Your task is to print the material below exactly as presented.
[START Stored rows]
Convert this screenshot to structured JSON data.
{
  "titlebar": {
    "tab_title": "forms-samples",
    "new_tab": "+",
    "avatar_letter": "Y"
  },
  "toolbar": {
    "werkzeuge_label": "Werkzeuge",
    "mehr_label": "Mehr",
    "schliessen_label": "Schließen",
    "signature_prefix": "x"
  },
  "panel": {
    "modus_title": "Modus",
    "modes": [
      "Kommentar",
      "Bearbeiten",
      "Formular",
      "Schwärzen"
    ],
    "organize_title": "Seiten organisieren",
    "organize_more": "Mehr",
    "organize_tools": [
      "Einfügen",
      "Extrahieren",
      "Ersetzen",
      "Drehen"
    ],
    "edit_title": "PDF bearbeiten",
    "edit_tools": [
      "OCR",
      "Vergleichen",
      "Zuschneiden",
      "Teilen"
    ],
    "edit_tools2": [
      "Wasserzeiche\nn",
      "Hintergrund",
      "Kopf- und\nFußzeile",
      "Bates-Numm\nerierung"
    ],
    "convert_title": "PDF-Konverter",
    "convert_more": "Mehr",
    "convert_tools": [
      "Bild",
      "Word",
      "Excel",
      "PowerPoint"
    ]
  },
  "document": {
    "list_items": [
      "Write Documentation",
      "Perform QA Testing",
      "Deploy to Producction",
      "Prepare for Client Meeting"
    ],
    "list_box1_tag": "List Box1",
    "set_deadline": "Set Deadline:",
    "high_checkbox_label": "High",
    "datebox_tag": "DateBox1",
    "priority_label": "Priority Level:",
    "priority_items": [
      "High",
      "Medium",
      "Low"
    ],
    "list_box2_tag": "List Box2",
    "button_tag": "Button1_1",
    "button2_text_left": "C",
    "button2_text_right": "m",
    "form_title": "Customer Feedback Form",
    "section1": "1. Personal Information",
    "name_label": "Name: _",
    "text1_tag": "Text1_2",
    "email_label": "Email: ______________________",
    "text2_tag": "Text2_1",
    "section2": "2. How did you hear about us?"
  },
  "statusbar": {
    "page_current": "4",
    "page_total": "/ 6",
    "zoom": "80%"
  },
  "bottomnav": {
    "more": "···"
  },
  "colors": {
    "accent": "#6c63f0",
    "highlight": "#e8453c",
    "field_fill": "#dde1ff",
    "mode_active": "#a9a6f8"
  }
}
[END Stored rows]
• [Written solution]
Convert this screenshot to structured JSON data.
{
  "titlebar": {
    "tab_title": "forms-samples",
    "new_tab": "+",
    "avatar_letter": "Y"
  },
  "toolbar": {
    "werkzeuge_label": "Werkzeuge",
    "mehr_label": "Mehr",
    "schliessen_label": "Schließen",
    "signature_prefix": "x"
  },
  "panel": {
    "modus_title": "Modus",
    "modes": [
      "Kommentar",
      "Bearbeiten",
      "Formular",
      "Schwärzen"
    ],
    "organize_title": "Seiten organisieren",
    "organize_more": "Mehr",
    "organize_tools": [
      "Einfügen",
      "Extrahieren",
      "Ersetzen",
      "Drehen"
    ],
    "edit_title": "PDF bearbeiten",
    "edit_tools": [
      "OCR",
      "Vergleichen",
      "Zuschneiden",
      "Teilen"
    ],
    "edit_tools2": [
      "Wasserzeiche\nn",
      "Hintergrund",
      "Kopf- und\nFußzeile",
      "Bates-Numm\nerierung"
    ],
    "convert_title": "PDF-Konverter",
    "convert_more": "Mehr",
    "convert_tools": [
      "Bild",
      "Word",
      "Excel",
      "PowerPoint"
    ]
  },
  "document": {
    "list_items": [
      "Write Documentation",
      "Perform QA Testing",
      "Deploy to Producction",
      "Prepare for Client Meeting"
    ],
    "list_box1_tag": "List Box1",
    "set_deadline": "Set Deadline:",
    "high_checkbox_label": "High",
    "datebox_tag": "DateBox1",
    "priority_label": "Priority Level:",
    "priority_items": [
      "High",
      "Medium",
      "Low"
    ],
    "list_box2_tag": "List Box2",
    "button_tag": "Button1_1",
    "button2_text_left": "C",
    "button2_text_right": "m",
    "form_title": "Customer Feedback Form",
    "section1": "1. Personal Information",
    "name_label": "Name: _",
    "text1_tag": "Text1_2",
    "email_label": "Email: ______________________",
    "text2_tag": "Text2_1",
    "section2": "2. How did you hear about us?"
  },
  "statusbar": {
    "page_current": "4",
    "page_total": "/ 6",
    "zoom": "80%"
  },
  "bottomnav": {
    "more": "···"
  },
  "colors": {
    "accent": "#6c63f0",
    "highlight": "#e8453c",
    "field_fill": "#dde1ff",
    "mode_active": "#a9a6f8"
  }
}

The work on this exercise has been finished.